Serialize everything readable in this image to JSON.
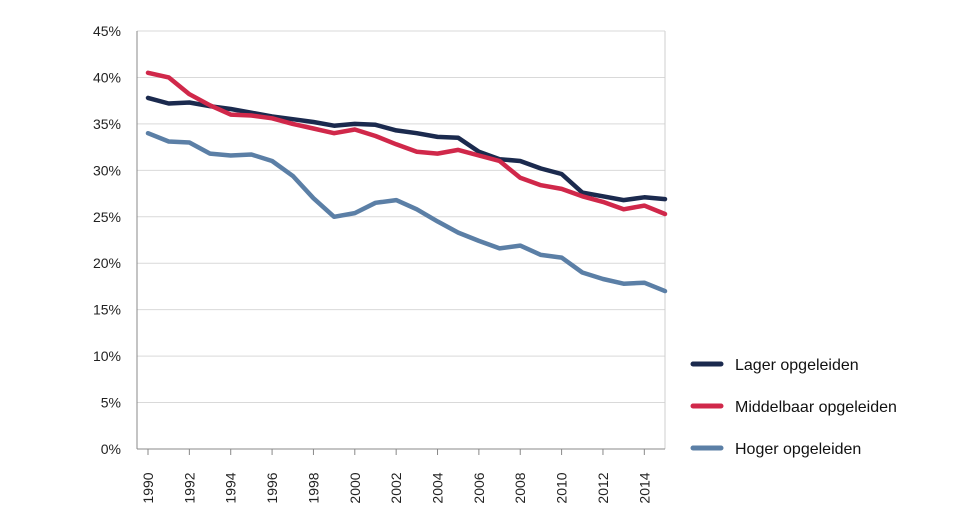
{
  "chart_data": {
    "type": "line",
    "title": "",
    "xlabel": "",
    "ylabel": "",
    "ylim": [
      0,
      45
    ],
    "y_ticks": [
      "0%",
      "5%",
      "10%",
      "15%",
      "20%",
      "25%",
      "30%",
      "35%",
      "40%",
      "45%"
    ],
    "x": [
      1990,
      1991,
      1992,
      1993,
      1994,
      1995,
      1996,
      1997,
      1998,
      1999,
      2000,
      2001,
      2002,
      2003,
      2004,
      2005,
      2006,
      2007,
      2008,
      2009,
      2010,
      2011,
      2012,
      2013,
      2014,
      2015
    ],
    "x_tick_labels": [
      "1990",
      "1992",
      "1994",
      "1996",
      "1998",
      "2000",
      "2002",
      "2004",
      "2006",
      "2008",
      "2010",
      "2012",
      "2014"
    ],
    "grid": true,
    "legend_position": "bottom-right",
    "series": [
      {
        "name": "Lager opgeleiden",
        "color": "#1b2a4e",
        "values": [
          37.8,
          37.2,
          37.3,
          36.9,
          36.6,
          36.2,
          35.8,
          35.5,
          35.2,
          34.8,
          35.0,
          34.9,
          34.3,
          34.0,
          33.6,
          33.5,
          32.0,
          31.2,
          31.0,
          30.2,
          29.6,
          27.6,
          27.2,
          26.8,
          27.1,
          26.9
        ]
      },
      {
        "name": "Middelbaar opgeleiden",
        "color": "#d0284a",
        "values": [
          40.5,
          40.0,
          38.2,
          37.0,
          36.0,
          35.9,
          35.6,
          35.0,
          34.5,
          34.0,
          34.4,
          33.7,
          32.8,
          32.0,
          31.8,
          32.2,
          31.6,
          31.0,
          29.2,
          28.4,
          28.0,
          27.2,
          26.6,
          25.8,
          26.2,
          25.3
        ]
      },
      {
        "name": "Hoger opgeleiden",
        "color": "#5b7fa6",
        "values": [
          34.0,
          33.1,
          33.0,
          31.8,
          31.6,
          31.7,
          31.0,
          29.4,
          27.0,
          25.0,
          25.4,
          26.5,
          26.8,
          25.8,
          24.5,
          23.3,
          22.4,
          21.6,
          21.9,
          20.9,
          20.6,
          19.0,
          18.3,
          17.8,
          17.9,
          17.0
        ]
      }
    ]
  }
}
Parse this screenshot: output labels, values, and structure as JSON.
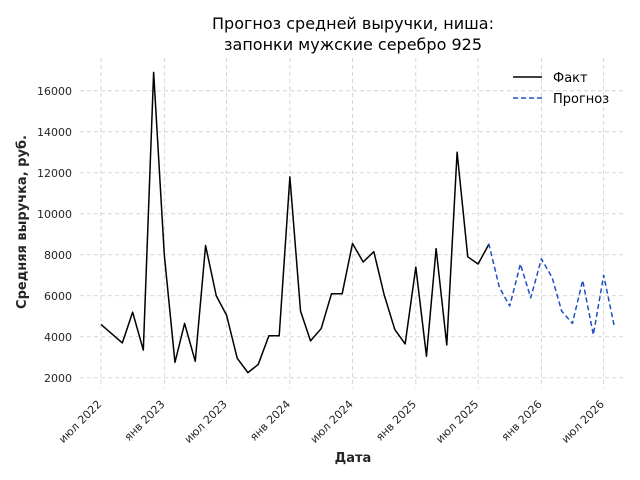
{
  "chart_data": {
    "type": "line",
    "title": [
      "Прогноз средней выручки, ниша:",
      "запонки мужские серебро 925"
    ],
    "xlabel": "Дата",
    "ylabel": "Средняя выручка, руб.",
    "ylim": [
      1500,
      17600
    ],
    "xlim": [
      "2022-05-01",
      "2026-09-01"
    ],
    "yticks": [
      2000,
      4000,
      6000,
      8000,
      10000,
      12000,
      14000,
      16000
    ],
    "xticks": [
      {
        "date": "2022-07-01",
        "label": "июл 2022"
      },
      {
        "date": "2023-01-01",
        "label": "янв 2023"
      },
      {
        "date": "2023-07-01",
        "label": "июл 2023"
      },
      {
        "date": "2024-01-01",
        "label": "янв 2024"
      },
      {
        "date": "2024-07-01",
        "label": "июл 2024"
      },
      {
        "date": "2025-01-01",
        "label": "янв 2025"
      },
      {
        "date": "2025-07-01",
        "label": "июл 2025"
      },
      {
        "date": "2026-01-01",
        "label": "янв 2026"
      },
      {
        "date": "2026-07-01",
        "label": "июл 2026"
      }
    ],
    "grid": true,
    "legend_position": "top-right",
    "series": [
      {
        "name": "Факт",
        "color": "#000000",
        "style": "solid",
        "points": [
          [
            "2022-07-01",
            4600
          ],
          [
            "2022-08-01",
            4150
          ],
          [
            "2022-09-01",
            3700
          ],
          [
            "2022-10-01",
            5200
          ],
          [
            "2022-11-01",
            3350
          ],
          [
            "2022-12-01",
            16900
          ],
          [
            "2023-01-01",
            8000
          ],
          [
            "2023-02-01",
            2750
          ],
          [
            "2023-03-01",
            4650
          ],
          [
            "2023-04-01",
            2800
          ],
          [
            "2023-05-01",
            8450
          ],
          [
            "2023-06-01",
            6000
          ],
          [
            "2023-07-01",
            5050
          ],
          [
            "2023-08-01",
            2950
          ],
          [
            "2023-09-01",
            2250
          ],
          [
            "2023-10-01",
            2650
          ],
          [
            "2023-11-01",
            4050
          ],
          [
            "2023-12-01",
            4050
          ],
          [
            "2024-01-01",
            11800
          ],
          [
            "2024-02-01",
            5250
          ],
          [
            "2024-03-01",
            3800
          ],
          [
            "2024-04-01",
            4400
          ],
          [
            "2024-05-01",
            6100
          ],
          [
            "2024-06-01",
            6100
          ],
          [
            "2024-07-01",
            8550
          ],
          [
            "2024-08-01",
            7650
          ],
          [
            "2024-09-01",
            8150
          ],
          [
            "2024-10-01",
            6050
          ],
          [
            "2024-11-01",
            4350
          ],
          [
            "2024-12-01",
            3650
          ],
          [
            "2025-01-01",
            7400
          ],
          [
            "2025-02-01",
            3050
          ],
          [
            "2025-03-01",
            8300
          ],
          [
            "2025-04-01",
            3600
          ],
          [
            "2025-05-01",
            13000
          ],
          [
            "2025-06-01",
            7900
          ],
          [
            "2025-07-01",
            7550
          ],
          [
            "2025-08-01",
            8500
          ]
        ]
      },
      {
        "name": "Прогноз",
        "color": "#1f4fc7",
        "style": "dashed",
        "points": [
          [
            "2025-08-01",
            8550
          ],
          [
            "2025-09-01",
            6400
          ],
          [
            "2025-10-01",
            5500
          ],
          [
            "2025-11-01",
            7550
          ],
          [
            "2025-12-01",
            5900
          ],
          [
            "2026-01-01",
            7800
          ],
          [
            "2026-02-01",
            6900
          ],
          [
            "2026-03-01",
            5250
          ],
          [
            "2026-04-01",
            4650
          ],
          [
            "2026-05-01",
            6750
          ],
          [
            "2026-06-01",
            4100
          ],
          [
            "2026-07-01",
            7000
          ],
          [
            "2026-08-01",
            4500
          ]
        ]
      }
    ]
  }
}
----
§ AIM OF THE EXERCISE
Show every line above in which the word "Прогноз" occurs.

§ TASK ANSWER
      "Прогноз средней выручки, ниша:",
        "name": "Прогноз",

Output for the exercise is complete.